Dataset items
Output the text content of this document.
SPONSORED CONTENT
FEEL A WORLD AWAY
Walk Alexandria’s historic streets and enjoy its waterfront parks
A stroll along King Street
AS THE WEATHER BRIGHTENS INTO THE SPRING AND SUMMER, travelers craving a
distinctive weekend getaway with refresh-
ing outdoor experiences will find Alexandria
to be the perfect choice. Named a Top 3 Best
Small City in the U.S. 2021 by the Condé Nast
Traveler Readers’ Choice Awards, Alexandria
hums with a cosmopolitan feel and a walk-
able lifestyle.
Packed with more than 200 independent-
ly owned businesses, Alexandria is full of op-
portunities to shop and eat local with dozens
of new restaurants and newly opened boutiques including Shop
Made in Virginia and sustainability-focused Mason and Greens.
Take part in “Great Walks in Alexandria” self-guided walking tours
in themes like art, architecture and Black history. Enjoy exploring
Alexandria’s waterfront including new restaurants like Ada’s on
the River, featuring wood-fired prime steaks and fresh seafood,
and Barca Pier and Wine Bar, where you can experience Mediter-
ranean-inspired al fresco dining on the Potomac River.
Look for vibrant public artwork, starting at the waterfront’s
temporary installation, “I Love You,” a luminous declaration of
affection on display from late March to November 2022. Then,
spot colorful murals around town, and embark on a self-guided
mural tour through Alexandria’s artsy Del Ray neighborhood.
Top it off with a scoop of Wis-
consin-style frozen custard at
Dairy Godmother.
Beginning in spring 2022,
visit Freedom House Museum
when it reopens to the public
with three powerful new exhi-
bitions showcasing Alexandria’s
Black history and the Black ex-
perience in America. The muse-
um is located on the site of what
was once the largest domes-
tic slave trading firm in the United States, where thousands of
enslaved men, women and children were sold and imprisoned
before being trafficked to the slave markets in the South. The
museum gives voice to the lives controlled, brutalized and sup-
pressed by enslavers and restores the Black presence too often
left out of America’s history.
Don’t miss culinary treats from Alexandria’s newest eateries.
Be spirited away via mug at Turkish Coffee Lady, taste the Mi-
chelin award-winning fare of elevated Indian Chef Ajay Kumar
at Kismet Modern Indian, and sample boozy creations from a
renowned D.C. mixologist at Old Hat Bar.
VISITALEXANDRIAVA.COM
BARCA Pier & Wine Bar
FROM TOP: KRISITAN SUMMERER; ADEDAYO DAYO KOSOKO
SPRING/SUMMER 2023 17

Task prompt
Reproduce each record exactly, leaving nothing out.

Written response
Output the text content of this document.
SPONSORED CONTENT
FEEL A WORLD AWAY
Walk Alexandria’s historic streets and enjoy its waterfront parks
A stroll along King Street
AS THE WEATHER BRIGHTENS INTO THE SPRING AND SUMMER, travelers craving a
distinctive weekend getaway with refresh-
ing outdoor experiences will find Alexandria
to be the perfect choice. Named a Top 3 Best
Small City in the U.S. 2021 by the Condé Nast
Traveler Readers’ Choice Awards, Alexandria
hums with a cosmopolitan feel and a walk-
able lifestyle.
Packed with more than 200 independent-
ly owned businesses, Alexandria is full of op-
portunities to shop and eat local with dozens
of new restaurants and newly opened boutiques including Shop
Made in Virginia and sustainability-focused Mason and Greens.
Take part in “Great Walks in Alexandria” self-guided walking tours
in themes like art, architecture and Black history. Enjoy exploring
Alexandria’s waterfront including new restaurants like Ada’s on
the River, featuring wood-fired prime steaks and fresh seafood,
and Barca Pier and Wine Bar, where you can experience Mediter-
ranean-inspired al fresco dining on the Potomac River.
Look for vibrant public artwork, starting at the waterfront’s
temporary installation, “I Love You,” a luminous declaration of
affection on display from late March to November 2022. Then,
spot colorful murals around town, and embark on a self-guided
mural tour through Alexandria’s artsy Del Ray neighborhood.
Top it off with a scoop of Wis-
consin-style frozen custard at
Dairy Godmother.
Beginning in spring 2022,
visit Freedom House Museum
when it reopens to the public
with three powerful new exhi-
bitions showcasing Alexandria’s
Black history and the Black ex-
perience in America. The muse-
um is located on the site of what
was once the largest domes-
tic slave trading firm in the United States, where thousands of
enslaved men, women and children were sold and imprisoned
before being trafficked to the slave markets in the South. The
museum gives voice to the lives controlled, brutalized and sup-
pressed by enslavers and restores the Black presence too often
left out of America’s history.
Don’t miss culinary treats from Alexandria’s newest eateries.
Be spirited away via mug at Turkish Coffee Lady, taste the Mi-
chelin award-winning fare of elevated Indian Chef Ajay Kumar
at Kismet Modern Indian, and sample boozy creations from a
renowned D.C. mixologist at Old Hat Bar.
VISITALEXANDRIAVA.COM
BARCA Pier & Wine Bar
FROM TOP: KRISITAN SUMMERER; ADEDAYO DAYO KOSOKO
SPRING/SUMMER 2023 17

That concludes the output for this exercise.